Copy out all of the material, matching it word for word.

## Begin STORED ROWS

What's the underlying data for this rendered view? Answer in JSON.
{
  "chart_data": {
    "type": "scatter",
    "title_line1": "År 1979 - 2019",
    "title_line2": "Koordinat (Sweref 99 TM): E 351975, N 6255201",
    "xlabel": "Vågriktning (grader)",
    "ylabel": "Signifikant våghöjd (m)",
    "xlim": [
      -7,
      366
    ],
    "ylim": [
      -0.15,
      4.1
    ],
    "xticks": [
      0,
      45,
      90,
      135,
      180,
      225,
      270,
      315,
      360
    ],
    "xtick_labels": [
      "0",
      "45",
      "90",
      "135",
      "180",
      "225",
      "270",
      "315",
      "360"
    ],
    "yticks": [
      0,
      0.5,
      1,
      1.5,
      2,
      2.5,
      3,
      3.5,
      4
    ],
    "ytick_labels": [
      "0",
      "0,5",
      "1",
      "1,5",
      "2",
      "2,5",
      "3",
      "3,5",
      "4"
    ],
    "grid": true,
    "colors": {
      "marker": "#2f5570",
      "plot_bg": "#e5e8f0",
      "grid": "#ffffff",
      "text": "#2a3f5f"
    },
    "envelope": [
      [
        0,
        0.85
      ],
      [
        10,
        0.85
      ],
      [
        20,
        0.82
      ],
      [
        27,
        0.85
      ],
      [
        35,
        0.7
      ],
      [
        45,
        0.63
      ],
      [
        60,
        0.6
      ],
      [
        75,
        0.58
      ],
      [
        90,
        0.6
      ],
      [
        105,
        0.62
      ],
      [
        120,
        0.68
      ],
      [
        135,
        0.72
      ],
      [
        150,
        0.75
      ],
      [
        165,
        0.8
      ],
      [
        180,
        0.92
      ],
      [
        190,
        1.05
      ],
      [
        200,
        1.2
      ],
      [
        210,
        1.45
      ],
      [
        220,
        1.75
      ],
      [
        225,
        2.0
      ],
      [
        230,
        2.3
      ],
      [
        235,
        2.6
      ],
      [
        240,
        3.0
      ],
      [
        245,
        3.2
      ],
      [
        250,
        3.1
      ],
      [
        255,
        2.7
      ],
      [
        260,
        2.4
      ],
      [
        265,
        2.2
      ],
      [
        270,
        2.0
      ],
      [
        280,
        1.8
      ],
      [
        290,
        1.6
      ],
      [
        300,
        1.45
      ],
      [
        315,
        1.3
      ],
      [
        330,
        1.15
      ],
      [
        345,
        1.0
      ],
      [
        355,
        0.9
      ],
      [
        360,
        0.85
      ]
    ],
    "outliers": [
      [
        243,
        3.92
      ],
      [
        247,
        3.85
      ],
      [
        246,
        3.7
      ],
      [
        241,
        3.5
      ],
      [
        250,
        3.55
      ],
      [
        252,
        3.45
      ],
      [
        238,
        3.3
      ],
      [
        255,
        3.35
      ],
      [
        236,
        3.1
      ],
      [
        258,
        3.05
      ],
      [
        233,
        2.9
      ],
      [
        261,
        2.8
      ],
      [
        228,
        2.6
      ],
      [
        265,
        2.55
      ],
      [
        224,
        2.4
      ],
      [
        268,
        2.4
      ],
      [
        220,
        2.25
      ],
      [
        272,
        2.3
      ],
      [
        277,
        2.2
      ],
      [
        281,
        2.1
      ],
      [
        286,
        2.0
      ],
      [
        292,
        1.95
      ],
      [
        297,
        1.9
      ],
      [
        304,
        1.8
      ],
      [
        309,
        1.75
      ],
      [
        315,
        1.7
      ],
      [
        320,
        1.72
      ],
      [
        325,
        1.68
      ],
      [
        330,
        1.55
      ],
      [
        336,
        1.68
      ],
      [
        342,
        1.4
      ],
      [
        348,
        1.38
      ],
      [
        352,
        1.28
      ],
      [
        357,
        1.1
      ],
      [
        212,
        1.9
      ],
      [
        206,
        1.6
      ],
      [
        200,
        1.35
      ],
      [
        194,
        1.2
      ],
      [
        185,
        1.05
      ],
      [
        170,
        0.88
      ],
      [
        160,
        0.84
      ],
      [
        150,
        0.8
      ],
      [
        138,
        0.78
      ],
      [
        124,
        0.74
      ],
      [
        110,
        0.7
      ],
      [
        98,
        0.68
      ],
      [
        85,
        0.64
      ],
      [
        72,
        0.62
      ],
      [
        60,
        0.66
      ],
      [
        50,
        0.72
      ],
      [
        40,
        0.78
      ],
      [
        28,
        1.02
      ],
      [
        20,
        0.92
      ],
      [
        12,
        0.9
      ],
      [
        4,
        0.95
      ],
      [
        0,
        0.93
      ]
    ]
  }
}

## End STORED ROWS

ANSWER TO THIS EXERCISE:
What's the underlying data for this rendered view? Answer in JSON.
{
  "chart_data": {
    "type": "scatter",
    "title_line1": "År 1979 - 2019",
    "title_line2": "Koordinat (Sweref 99 TM): E 351975, N 6255201",
    "xlabel": "Vågriktning (grader)",
    "ylabel": "Signifikant våghöjd (m)",
    "xlim": [
      -7,
      366
    ],
    "ylim": [
      -0.15,
      4.1
    ],
    "xticks": [
      0,
      45,
      90,
      135,
      180,
      225,
      270,
      315,
      360
    ],
    "xtick_labels": [
      "0",
      "45",
      "90",
      "135",
      "180",
      "225",
      "270",
      "315",
      "360"
    ],
    "yticks": [
      0,
      0.5,
      1,
      1.5,
      2,
      2.5,
      3,
      3.5,
      4
    ],
    "ytick_labels": [
      "0",
      "0,5",
      "1",
      "1,5",
      "2",
      "2,5",
      "3",
      "3,5",
      "4"
    ],
    "grid": true,
    "colors": {
      "marker": "#2f5570",
      "plot_bg": "#e5e8f0",
      "grid": "#ffffff",
      "text": "#2a3f5f"
    },
    "envelope": [
      [
        0,
        0.85
      ],
      [
        10,
        0.85
      ],
      [
        20,
        0.82
      ],
      [
        27,
        0.85
      ],
      [
        35,
        0.7
      ],
      [
        45,
        0.63
      ],
      [
        60,
        0.6
      ],
      [
        75,
        0.58
      ],
      [
        90,
        0.6
      ],
      [
        105,
        0.62
      ],
      [
        120,
        0.68
      ],
      [
        135,
        0.72
      ],
      [
        150,
        0.75
      ],
      [
        165,
        0.8
      ],
      [
        180,
        0.92
      ],
      [
        190,
        1.05
      ],
      [
        200,
        1.2
      ],
      [
        210,
        1.45
      ],
      [
        220,
        1.75
      ],
      [
        225,
        2.0
      ],
      [
        230,
        2.3
      ],
      [
        235,
        2.6
      ],
      [
        240,
        3.0
      ],
      [
        245,
        3.2
      ],
      [
        250,
        3.1
      ],
      [
        255,
        2.7
      ],
      [
        260,
        2.4
      ],
      [
        265,
        2.2
      ],
      [
        270,
        2.0
      ],
      [
        280,
        1.8
      ],
      [
        290,
        1.6
      ],
      [
        300,
        1.45
      ],
      [
        315,
        1.3
      ],
      [
        330,
        1.15
      ],
      [
        345,
        1.0
      ],
      [
        355,
        0.9
      ],
      [
        360,
        0.85
      ]
    ],
    "outliers": [
      [
        243,
        3.92
      ],
      [
        247,
        3.85
      ],
      [
        246,
        3.7
      ],
      [
        241,
        3.5
      ],
      [
        250,
        3.55
      ],
      [
        252,
        3.45
      ],
      [
        238,
        3.3
      ],
      [
        255,
        3.35
      ],
      [
        236,
        3.1
      ],
      [
        258,
        3.05
      ],
      [
        233,
        2.9
      ],
      [
        261,
        2.8
      ],
      [
        228,
        2.6
      ],
      [
        265,
        2.55
      ],
      [
        224,
        2.4
      ],
      [
        268,
        2.4
      ],
      [
        220,
        2.25
      ],
      [
        272,
        2.3
      ],
      [
        277,
        2.2
      ],
      [
        281,
        2.1
      ],
      [
        286,
        2.0
      ],
      [
        292,
        1.95
      ],
      [
        297,
        1.9
      ],
      [
        304,
        1.8
      ],
      [
        309,
        1.75
      ],
      [
        315,
        1.7
      ],
      [
        320,
        1.72
      ],
      [
        325,
        1.68
      ],
      [
        330,
        1.55
      ],
      [
        336,
        1.68
      ],
      [
        342,
        1.4
      ],
      [
        348,
        1.38
      ],
      [
        352,
        1.28
      ],
      [
        357,
        1.1
      ],
      [
        212,
        1.9
      ],
      [
        206,
        1.6
      ],
      [
        200,
        1.35
      ],
      [
        194,
        1.2
      ],
      [
        185,
        1.05
      ],
      [
        170,
        0.88
      ],
      [
        160,
        0.84
      ],
      [
        150,
        0.8
      ],
      [
        138,
        0.78
      ],
      [
        124,
        0.74
      ],
      [
        110,
        0.7
      ],
      [
        98,
        0.68
      ],
      [
        85,
        0.64
      ],
      [
        72,
        0.62
      ],
      [
        60,
        0.66
      ],
      [
        50,
        0.72
      ],
      [
        40,
        0.78
      ],
      [
        28,
        1.02
      ],
      [
        20,
        0.92
      ],
      [
        12,
        0.9
      ],
      [
        4,
        0.95
      ],
      [
        0,
        0.93
      ]
    ]
  }
}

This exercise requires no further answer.